Work to complete - Give the data again, word for word.

Material provided -

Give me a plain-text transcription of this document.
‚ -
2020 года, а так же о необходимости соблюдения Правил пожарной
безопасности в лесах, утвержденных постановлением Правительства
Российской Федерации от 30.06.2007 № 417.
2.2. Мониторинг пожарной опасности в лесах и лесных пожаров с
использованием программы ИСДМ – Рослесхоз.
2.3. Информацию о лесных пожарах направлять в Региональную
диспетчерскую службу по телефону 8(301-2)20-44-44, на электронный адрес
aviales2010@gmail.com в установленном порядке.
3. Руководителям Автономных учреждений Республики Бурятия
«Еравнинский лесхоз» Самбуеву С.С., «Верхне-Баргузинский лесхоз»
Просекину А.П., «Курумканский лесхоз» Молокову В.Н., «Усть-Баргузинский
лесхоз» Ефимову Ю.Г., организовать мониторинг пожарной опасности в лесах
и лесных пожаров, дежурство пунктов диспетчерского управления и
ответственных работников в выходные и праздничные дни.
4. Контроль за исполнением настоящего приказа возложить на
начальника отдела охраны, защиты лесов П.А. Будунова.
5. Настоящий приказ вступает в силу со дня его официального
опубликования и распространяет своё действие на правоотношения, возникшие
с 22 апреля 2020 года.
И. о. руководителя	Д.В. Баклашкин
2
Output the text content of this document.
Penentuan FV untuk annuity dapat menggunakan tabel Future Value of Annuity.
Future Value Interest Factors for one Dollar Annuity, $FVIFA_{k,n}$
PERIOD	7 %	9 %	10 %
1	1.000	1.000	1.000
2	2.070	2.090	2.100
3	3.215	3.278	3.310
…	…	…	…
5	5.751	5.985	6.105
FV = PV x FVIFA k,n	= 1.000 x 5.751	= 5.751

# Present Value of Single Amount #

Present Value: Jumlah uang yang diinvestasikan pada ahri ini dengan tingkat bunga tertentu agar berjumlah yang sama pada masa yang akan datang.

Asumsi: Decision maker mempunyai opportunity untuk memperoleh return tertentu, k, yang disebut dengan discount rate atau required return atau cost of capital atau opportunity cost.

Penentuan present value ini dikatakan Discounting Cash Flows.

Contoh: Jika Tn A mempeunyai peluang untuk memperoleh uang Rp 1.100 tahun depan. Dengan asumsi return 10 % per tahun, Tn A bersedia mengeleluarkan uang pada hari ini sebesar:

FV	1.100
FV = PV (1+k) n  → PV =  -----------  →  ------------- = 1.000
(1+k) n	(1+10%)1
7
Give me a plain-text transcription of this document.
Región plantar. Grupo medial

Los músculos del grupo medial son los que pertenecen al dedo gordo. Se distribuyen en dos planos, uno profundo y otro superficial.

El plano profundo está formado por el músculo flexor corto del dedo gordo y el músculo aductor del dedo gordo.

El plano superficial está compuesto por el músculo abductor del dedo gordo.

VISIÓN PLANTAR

Task solution -
Give me a plain-text transcription of this document.
‚ -
2020 года, а так же о необходимости соблюдения Правил пожарной
безопасности в лесах, утвержденных постановлением Правительства
Российской Федерации от 30.06.2007 № 417.
2.2. Мониторинг пожарной опасности в лесах и лесных пожаров с
использованием программы ИСДМ – Рослесхоз.
2.3. Информацию о лесных пожарах направлять в Региональную
диспетчерскую службу по телефону 8(301-2)20-44-44, на электронный адрес
aviales2010@gmail.com в установленном порядке.
3. Руководителям Автономных учреждений Республики Бурятия
«Еравнинский лесхоз» Самбуеву С.С., «Верхне-Баргузинский лесхоз»
Просекину А.П., «Курумканский лесхоз» Молокову В.Н., «Усть-Баргузинский
лесхоз» Ефимову Ю.Г., организовать мониторинг пожарной опасности в лесах
и лесных пожаров, дежурство пунктов диспетчерского управления и
ответственных работников в выходные и праздничные дни.
4. Контроль за исполнением настоящего приказа возложить на
начальника отдела охраны, защиты лесов П.А. Будунова.
5. Настоящий приказ вступает в силу со дня его официального
опубликования и распространяет своё действие на правоотношения, возникшие
с 22 апреля 2020 года.
И. о. руководителя	Д.В. Баклашкин
2
Output the text content of this document.
Penentuan FV untuk annuity dapat menggunakan tabel Future Value of Annuity.
Future Value Interest Factors for one Dollar Annuity, $FVIFA_{k,n}$
PERIOD	7 %	9 %	10 %
1	1.000	1.000	1.000
2	2.070	2.090	2.100
3	3.215	3.278	3.310
…	…	…	…
5	5.751	5.985	6.105
FV = PV x FVIFA k,n	= 1.000 x 5.751	= 5.751

# Present Value of Single Amount #

Present Value: Jumlah uang yang diinvestasikan pada ahri ini dengan tingkat bunga tertentu agar berjumlah yang sama pada masa yang akan datang.

Asumsi: Decision maker mempunyai opportunity untuk memperoleh return tertentu, k, yang disebut dengan discount rate atau required return atau cost of capital atau opportunity cost.

Penentuan present value ini dikatakan Discounting Cash Flows.

Contoh: Jika Tn A mempeunyai peluang untuk memperoleh uang Rp 1.100 tahun depan. Dengan asumsi return 10 % per tahun, Tn A bersedia mengeleluarkan uang pada hari ini sebesar:

FV	1.100
FV = PV (1+k) n  → PV =  -----------  →  ------------- = 1.000
(1+k) n	(1+10%)1
7
Give me a plain-text transcription of this document.
Región plantar. Grupo medial

Los músculos del grupo medial son los que pertenecen al dedo gordo. Se distribuyen en dos planos, uno profundo y otro superficial.

El plano profundo está formado por el músculo flexor corto del dedo gordo y el músculo aductor del dedo gordo.

El plano superficial está compuesto por el músculo abductor del dedo gordo.

VISIÓN PLANTAR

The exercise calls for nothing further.